## Prompt
Without including any pictures, write out all the entries exactly.

## Source data

*****

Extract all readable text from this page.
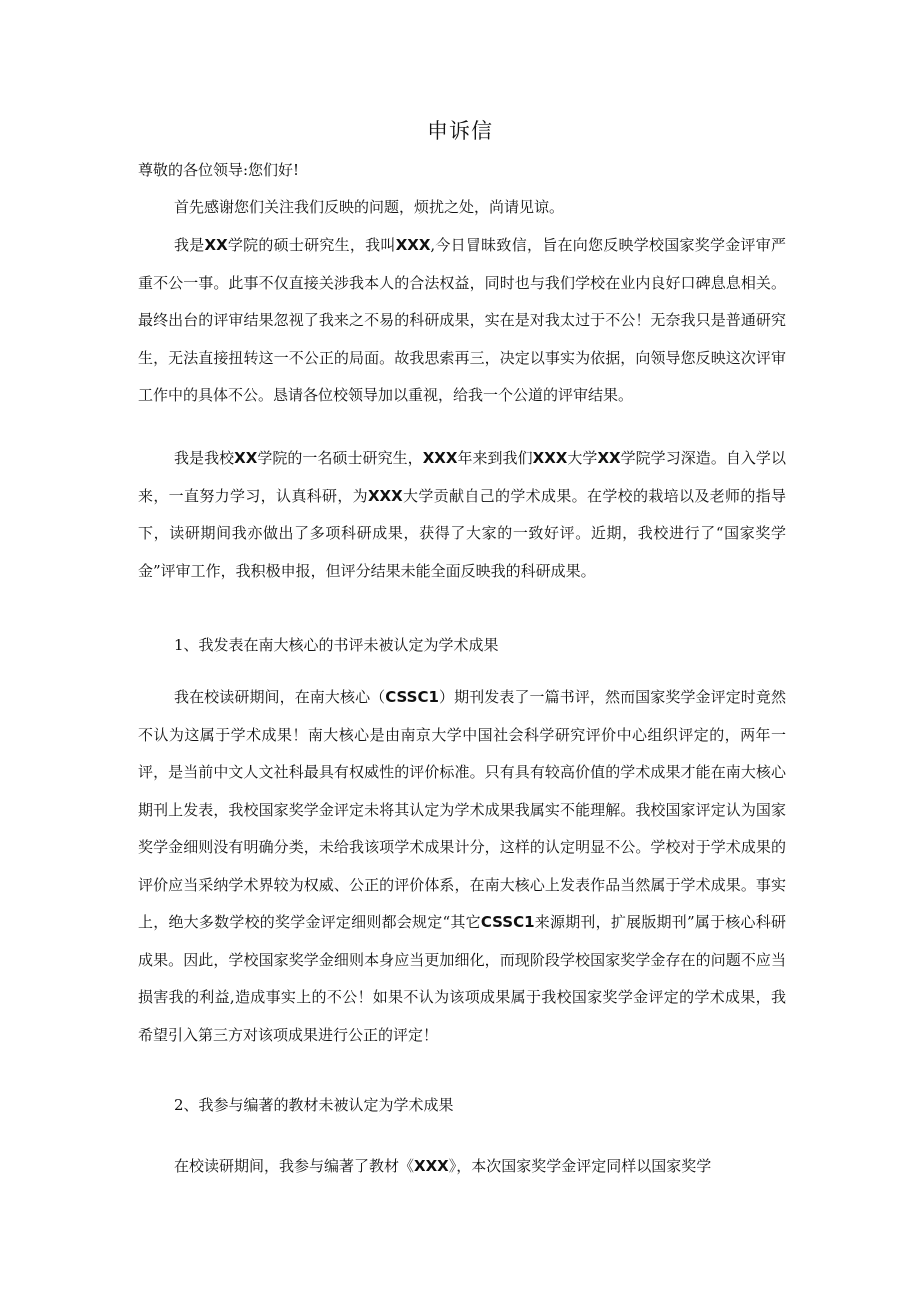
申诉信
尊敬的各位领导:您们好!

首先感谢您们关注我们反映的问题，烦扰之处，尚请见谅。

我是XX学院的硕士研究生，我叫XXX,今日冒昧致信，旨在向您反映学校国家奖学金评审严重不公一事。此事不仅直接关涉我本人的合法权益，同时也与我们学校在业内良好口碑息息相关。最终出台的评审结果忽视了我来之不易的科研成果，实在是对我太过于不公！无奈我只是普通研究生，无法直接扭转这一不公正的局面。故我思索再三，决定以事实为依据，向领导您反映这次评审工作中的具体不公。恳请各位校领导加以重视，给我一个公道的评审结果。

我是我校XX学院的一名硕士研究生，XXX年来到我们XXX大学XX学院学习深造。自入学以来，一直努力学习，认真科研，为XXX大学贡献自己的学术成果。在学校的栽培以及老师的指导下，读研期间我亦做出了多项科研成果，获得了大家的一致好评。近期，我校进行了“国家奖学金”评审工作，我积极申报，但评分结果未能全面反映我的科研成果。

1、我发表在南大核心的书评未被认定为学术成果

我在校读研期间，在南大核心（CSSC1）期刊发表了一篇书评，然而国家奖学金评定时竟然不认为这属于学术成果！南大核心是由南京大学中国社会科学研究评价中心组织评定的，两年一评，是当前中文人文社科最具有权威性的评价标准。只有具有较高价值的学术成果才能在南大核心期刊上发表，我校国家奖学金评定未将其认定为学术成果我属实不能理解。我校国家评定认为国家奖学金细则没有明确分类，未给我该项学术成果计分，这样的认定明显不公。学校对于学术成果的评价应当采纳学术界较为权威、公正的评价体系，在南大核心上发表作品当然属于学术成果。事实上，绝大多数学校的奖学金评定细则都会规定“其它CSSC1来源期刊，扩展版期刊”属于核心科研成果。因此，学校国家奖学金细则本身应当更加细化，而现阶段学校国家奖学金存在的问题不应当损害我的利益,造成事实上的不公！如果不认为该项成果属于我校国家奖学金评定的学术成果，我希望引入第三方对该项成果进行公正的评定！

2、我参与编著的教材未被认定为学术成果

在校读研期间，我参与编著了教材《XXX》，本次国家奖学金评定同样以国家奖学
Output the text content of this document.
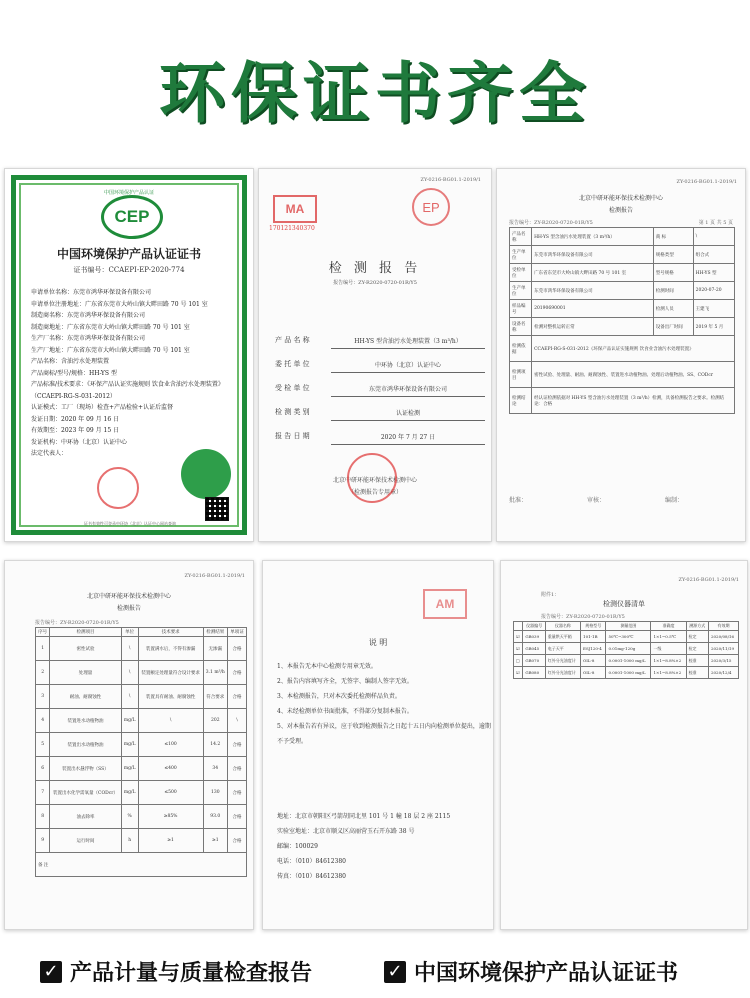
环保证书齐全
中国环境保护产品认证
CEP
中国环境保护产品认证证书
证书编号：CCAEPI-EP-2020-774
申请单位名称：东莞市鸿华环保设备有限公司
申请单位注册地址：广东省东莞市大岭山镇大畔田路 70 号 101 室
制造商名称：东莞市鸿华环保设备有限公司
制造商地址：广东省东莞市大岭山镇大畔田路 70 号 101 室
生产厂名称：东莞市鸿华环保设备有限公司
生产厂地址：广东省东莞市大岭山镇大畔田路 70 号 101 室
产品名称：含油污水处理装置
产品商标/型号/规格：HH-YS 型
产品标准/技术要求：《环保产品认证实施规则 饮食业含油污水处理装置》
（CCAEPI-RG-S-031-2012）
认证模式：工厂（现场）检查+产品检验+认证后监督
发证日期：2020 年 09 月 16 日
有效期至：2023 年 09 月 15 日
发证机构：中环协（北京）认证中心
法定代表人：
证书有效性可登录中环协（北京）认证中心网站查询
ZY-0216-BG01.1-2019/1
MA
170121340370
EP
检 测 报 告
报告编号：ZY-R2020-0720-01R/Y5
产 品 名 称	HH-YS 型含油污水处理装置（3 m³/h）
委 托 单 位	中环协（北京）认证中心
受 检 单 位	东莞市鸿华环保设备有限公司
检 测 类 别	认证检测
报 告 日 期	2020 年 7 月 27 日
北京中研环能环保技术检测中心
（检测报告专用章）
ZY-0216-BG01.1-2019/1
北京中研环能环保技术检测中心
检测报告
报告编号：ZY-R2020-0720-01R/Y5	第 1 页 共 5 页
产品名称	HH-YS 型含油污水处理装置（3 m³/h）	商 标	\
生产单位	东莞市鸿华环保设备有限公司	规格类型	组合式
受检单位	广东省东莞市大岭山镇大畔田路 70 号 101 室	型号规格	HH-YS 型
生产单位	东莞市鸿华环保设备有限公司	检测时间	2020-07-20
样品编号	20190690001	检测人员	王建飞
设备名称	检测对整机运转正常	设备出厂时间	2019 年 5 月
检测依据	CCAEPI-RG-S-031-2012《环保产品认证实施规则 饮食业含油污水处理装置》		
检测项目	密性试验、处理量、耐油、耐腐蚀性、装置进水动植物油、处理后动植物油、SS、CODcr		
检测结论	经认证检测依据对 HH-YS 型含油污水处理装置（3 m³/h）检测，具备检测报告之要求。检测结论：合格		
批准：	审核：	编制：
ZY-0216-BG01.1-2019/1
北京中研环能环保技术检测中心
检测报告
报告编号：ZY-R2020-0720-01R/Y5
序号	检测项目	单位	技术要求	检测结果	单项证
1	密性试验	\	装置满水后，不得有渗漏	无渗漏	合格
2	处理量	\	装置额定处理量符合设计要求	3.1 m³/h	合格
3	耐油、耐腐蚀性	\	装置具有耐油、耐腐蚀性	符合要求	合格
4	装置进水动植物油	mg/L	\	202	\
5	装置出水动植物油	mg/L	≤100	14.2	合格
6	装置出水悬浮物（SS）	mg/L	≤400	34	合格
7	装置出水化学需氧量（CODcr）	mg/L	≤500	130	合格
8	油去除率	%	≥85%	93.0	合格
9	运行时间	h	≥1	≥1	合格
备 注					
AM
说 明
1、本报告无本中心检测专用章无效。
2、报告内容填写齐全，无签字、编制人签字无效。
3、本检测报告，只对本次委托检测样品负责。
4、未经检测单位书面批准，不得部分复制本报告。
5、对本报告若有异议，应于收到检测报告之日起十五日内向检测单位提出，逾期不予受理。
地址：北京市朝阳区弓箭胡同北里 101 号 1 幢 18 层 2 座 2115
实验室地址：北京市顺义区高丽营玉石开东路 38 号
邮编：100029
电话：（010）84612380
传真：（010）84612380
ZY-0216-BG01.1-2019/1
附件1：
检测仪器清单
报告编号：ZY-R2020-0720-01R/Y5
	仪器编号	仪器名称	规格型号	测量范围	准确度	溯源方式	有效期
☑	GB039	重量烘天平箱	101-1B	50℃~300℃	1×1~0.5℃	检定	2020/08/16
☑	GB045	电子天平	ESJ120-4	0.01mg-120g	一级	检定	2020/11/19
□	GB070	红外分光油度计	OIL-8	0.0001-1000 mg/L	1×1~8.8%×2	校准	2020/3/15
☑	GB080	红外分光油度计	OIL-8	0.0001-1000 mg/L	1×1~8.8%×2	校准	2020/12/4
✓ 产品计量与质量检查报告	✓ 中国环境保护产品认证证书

*****

## Response to this task
Extract all readable text from this page.
申诉信
尊敬的各位领导:您们好!

首先感谢您们关注我们反映的问题，烦扰之处，尚请见谅。

我是XX学院的硕士研究生，我叫XXX,今日冒昧致信，旨在向您反映学校国家奖学金评审严重不公一事。此事不仅直接关涉我本人的合法权益，同时也与我们学校在业内良好口碑息息相关。最终出台的评审结果忽视了我来之不易的科研成果，实在是对我太过于不公！无奈我只是普通研究生，无法直接扭转这一不公正的局面。故我思索再三，决定以事实为依据，向领导您反映这次评审工作中的具体不公。恳请各位校领导加以重视，给我一个公道的评审结果。

我是我校XX学院的一名硕士研究生，XXX年来到我们XXX大学XX学院学习深造。自入学以来，一直努力学习，认真科研，为XXX大学贡献自己的学术成果。在学校的栽培以及老师的指导下，读研期间我亦做出了多项科研成果，获得了大家的一致好评。近期，我校进行了“国家奖学金”评审工作，我积极申报，但评分结果未能全面反映我的科研成果。

1、我发表在南大核心的书评未被认定为学术成果

我在校读研期间，在南大核心（CSSC1）期刊发表了一篇书评，然而国家奖学金评定时竟然不认为这属于学术成果！南大核心是由南京大学中国社会科学研究评价中心组织评定的，两年一评，是当前中文人文社科最具有权威性的评价标准。只有具有较高价值的学术成果才能在南大核心期刊上发表，我校国家奖学金评定未将其认定为学术成果我属实不能理解。我校国家评定认为国家奖学金细则没有明确分类，未给我该项学术成果计分，这样的认定明显不公。学校对于学术成果的评价应当采纳学术界较为权威、公正的评价体系，在南大核心上发表作品当然属于学术成果。事实上，绝大多数学校的奖学金评定细则都会规定“其它CSSC1来源期刊，扩展版期刊”属于核心科研成果。因此，学校国家奖学金细则本身应当更加细化，而现阶段学校国家奖学金存在的问题不应当损害我的利益,造成事实上的不公！如果不认为该项成果属于我校国家奖学金评定的学术成果，我希望引入第三方对该项成果进行公正的评定！

2、我参与编著的教材未被认定为学术成果

在校读研期间，我参与编著了教材《XXX》，本次国家奖学金评定同样以国家奖学
Output the text content of this document.
环保证书齐全
中国环境保护产品认证
CEP
中国环境保护产品认证证书
证书编号：CCAEPI-EP-2020-774
申请单位名称：东莞市鸿华环保设备有限公司
申请单位注册地址：广东省东莞市大岭山镇大畔田路 70 号 101 室
制造商名称：东莞市鸿华环保设备有限公司
制造商地址：广东省东莞市大岭山镇大畔田路 70 号 101 室
生产厂名称：东莞市鸿华环保设备有限公司
生产厂地址：广东省东莞市大岭山镇大畔田路 70 号 101 室
产品名称：含油污水处理装置
产品商标/型号/规格：HH-YS 型
产品标准/技术要求：《环保产品认证实施规则 饮食业含油污水处理装置》
（CCAEPI-RG-S-031-2012）
认证模式：工厂（现场）检查+产品检验+认证后监督
发证日期：2020 年 09 月 16 日
有效期至：2023 年 09 月 15 日
发证机构：中环协（北京）认证中心
法定代表人：
证书有效性可登录中环协（北京）认证中心网站查询
ZY-0216-BG01.1-2019/1
MA
170121340370
EP
检 测 报 告
报告编号：ZY-R2020-0720-01R/Y5
产 品 名 称	HH-YS 型含油污水处理装置（3 m³/h）
委 托 单 位	中环协（北京）认证中心
受 检 单 位	东莞市鸿华环保设备有限公司
检 测 类 别	认证检测
报 告 日 期	2020 年 7 月 27 日
北京中研环能环保技术检测中心
（检测报告专用章）
ZY-0216-BG01.1-2019/1
北京中研环能环保技术检测中心
检测报告
报告编号：ZY-R2020-0720-01R/Y5	第 1 页 共 5 页
产品名称	HH-YS 型含油污水处理装置（3 m³/h）	商 标	\
生产单位	东莞市鸿华环保设备有限公司	规格类型	组合式
受检单位	广东省东莞市大岭山镇大畔田路 70 号 101 室	型号规格	HH-YS 型
生产单位	东莞市鸿华环保设备有限公司	检测时间	2020-07-20
样品编号	20190690001	检测人员	王建飞
设备名称	检测对整机运转正常	设备出厂时间	2019 年 5 月
检测依据	CCAEPI-RG-S-031-2012《环保产品认证实施规则 饮食业含油污水处理装置》		
检测项目	密性试验、处理量、耐油、耐腐蚀性、装置进水动植物油、处理后动植物油、SS、CODcr		
检测结论	经认证检测依据对 HH-YS 型含油污水处理装置（3 m³/h）检测，具备检测报告之要求。检测结论：合格		
批准：	审核：	编制：
ZY-0216-BG01.1-2019/1
北京中研环能环保技术检测中心
检测报告
报告编号：ZY-R2020-0720-01R/Y5
序号	检测项目	单位	技术要求	检测结果	单项证
1	密性试验	\	装置满水后，不得有渗漏	无渗漏	合格
2	处理量	\	装置额定处理量符合设计要求	3.1 m³/h	合格
3	耐油、耐腐蚀性	\	装置具有耐油、耐腐蚀性	符合要求	合格
4	装置进水动植物油	mg/L	\	202	\
5	装置出水动植物油	mg/L	≤100	14.2	合格
6	装置出水悬浮物（SS）	mg/L	≤400	34	合格
7	装置出水化学需氧量（CODcr）	mg/L	≤500	130	合格
8	油去除率	%	≥85%	93.0	合格
9	运行时间	h	≥1	≥1	合格
备 注					
AM
说 明
1、本报告无本中心检测专用章无效。
2、报告内容填写齐全，无签字、编制人签字无效。
3、本检测报告，只对本次委托检测样品负责。
4、未经检测单位书面批准，不得部分复制本报告。
5、对本报告若有异议，应于收到检测报告之日起十五日内向检测单位提出，逾期不予受理。
地址：北京市朝阳区弓箭胡同北里 101 号 1 幢 18 层 2 座 2115
实验室地址：北京市顺义区高丽营玉石开东路 38 号
邮编：100029
电话：（010）84612380
传真：（010）84612380
ZY-0216-BG01.1-2019/1
附件1：
检测仪器清单
报告编号：ZY-R2020-0720-01R/Y5
	仪器编号	仪器名称	规格型号	测量范围	准确度	溯源方式	有效期
☑	GB039	重量烘天平箱	101-1B	50℃~300℃	1×1~0.5℃	检定	2020/08/16
☑	GB045	电子天平	ESJ120-4	0.01mg-120g	一级	检定	2020/11/19
□	GB070	红外分光油度计	OIL-8	0.0001-1000 mg/L	1×1~8.8%×2	校准	2020/3/15
☑	GB080	红外分光油度计	OIL-8	0.0001-1000 mg/L	1×1~8.8%×2	校准	2020/12/4
✓ 产品计量与质量检查报告	✓ 中国环境保护产品认证证书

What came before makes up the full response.